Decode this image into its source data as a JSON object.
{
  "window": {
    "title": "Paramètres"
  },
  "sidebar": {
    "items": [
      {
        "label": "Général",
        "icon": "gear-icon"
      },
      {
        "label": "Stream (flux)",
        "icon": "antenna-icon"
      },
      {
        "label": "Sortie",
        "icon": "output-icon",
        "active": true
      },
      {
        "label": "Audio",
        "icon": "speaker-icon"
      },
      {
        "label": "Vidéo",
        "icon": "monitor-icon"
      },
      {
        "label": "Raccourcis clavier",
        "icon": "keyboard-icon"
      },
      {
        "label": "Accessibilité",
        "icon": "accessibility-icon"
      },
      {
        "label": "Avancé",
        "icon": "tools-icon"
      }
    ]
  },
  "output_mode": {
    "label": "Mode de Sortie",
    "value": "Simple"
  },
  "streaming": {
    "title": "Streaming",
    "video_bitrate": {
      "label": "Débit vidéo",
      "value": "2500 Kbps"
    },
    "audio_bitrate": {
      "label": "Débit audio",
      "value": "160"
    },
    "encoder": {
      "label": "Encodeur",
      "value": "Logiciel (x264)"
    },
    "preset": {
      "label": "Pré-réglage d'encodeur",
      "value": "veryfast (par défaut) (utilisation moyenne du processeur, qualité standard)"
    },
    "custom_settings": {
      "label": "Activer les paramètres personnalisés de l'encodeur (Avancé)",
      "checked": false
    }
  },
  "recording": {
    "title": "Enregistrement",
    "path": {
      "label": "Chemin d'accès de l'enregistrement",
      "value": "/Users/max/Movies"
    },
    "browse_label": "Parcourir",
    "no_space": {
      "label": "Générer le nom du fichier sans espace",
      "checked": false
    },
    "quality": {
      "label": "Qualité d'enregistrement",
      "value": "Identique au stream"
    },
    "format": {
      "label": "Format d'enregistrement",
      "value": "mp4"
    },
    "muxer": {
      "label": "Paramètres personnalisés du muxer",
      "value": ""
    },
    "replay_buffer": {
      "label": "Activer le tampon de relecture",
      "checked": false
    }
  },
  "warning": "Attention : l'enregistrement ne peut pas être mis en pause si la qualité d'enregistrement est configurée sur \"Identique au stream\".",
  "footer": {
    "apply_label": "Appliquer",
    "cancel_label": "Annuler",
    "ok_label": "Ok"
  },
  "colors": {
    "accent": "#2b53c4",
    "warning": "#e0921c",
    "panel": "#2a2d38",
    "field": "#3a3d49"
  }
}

★ ★ ★ ★ ★ ★ ★

- [Work instructions] The entries above should be repeated exactly, every one of them.

- [Task result]
Decode this image into its source data as a JSON object.
{
  "window": {
    "title": "Paramètres"
  },
  "sidebar": {
    "items": [
      {
        "label": "Général",
        "icon": "gear-icon"
      },
      {
        "label": "Stream (flux)",
        "icon": "antenna-icon"
      },
      {
        "label": "Sortie",
        "icon": "output-icon",
        "active": true
      },
      {
        "label": "Audio",
        "icon": "speaker-icon"
      },
      {
        "label": "Vidéo",
        "icon": "monitor-icon"
      },
      {
        "label": "Raccourcis clavier",
        "icon": "keyboard-icon"
      },
      {
        "label": "Accessibilité",
        "icon": "accessibility-icon"
      },
      {
        "label": "Avancé",
        "icon": "tools-icon"
      }
    ]
  },
  "output_mode": {
    "label": "Mode de Sortie",
    "value": "Simple"
  },
  "streaming": {
    "title": "Streaming",
    "video_bitrate": {
      "label": "Débit vidéo",
      "value": "2500 Kbps"
    },
    "audio_bitrate": {
      "label": "Débit audio",
      "value": "160"
    },
    "encoder": {
      "label": "Encodeur",
      "value": "Logiciel (x264)"
    },
    "preset": {
      "label": "Pré-réglage d'encodeur",
      "value": "veryfast (par défaut) (utilisation moyenne du processeur, qualité standard)"
    },
    "custom_settings": {
      "label": "Activer les paramètres personnalisés de l'encodeur (Avancé)",
      "checked": false
    }
  },
  "recording": {
    "title": "Enregistrement",
    "path": {
      "label": "Chemin d'accès de l'enregistrement",
      "value": "/Users/max/Movies"
    },
    "browse_label": "Parcourir",
    "no_space": {
      "label": "Générer le nom du fichier sans espace",
      "checked": false
    },
    "quality": {
      "label": "Qualité d'enregistrement",
      "value": "Identique au stream"
    },
    "format": {
      "label": "Format d'enregistrement",
      "value": "mp4"
    },
    "muxer": {
      "label": "Paramètres personnalisés du muxer",
      "value": ""
    },
    "replay_buffer": {
      "label": "Activer le tampon de relecture",
      "checked": false
    }
  },
  "warning": "Attention : l'enregistrement ne peut pas être mis en pause si la qualité d'enregistrement est configurée sur \"Identique au stream\".",
  "footer": {
    "apply_label": "Appliquer",
    "cancel_label": "Annuler",
    "ok_label": "Ok"
  },
  "colors": {
    "accent": "#2b53c4",
    "warning": "#e0921c",
    "panel": "#2a2d38",
    "field": "#3a3d49"
  }
}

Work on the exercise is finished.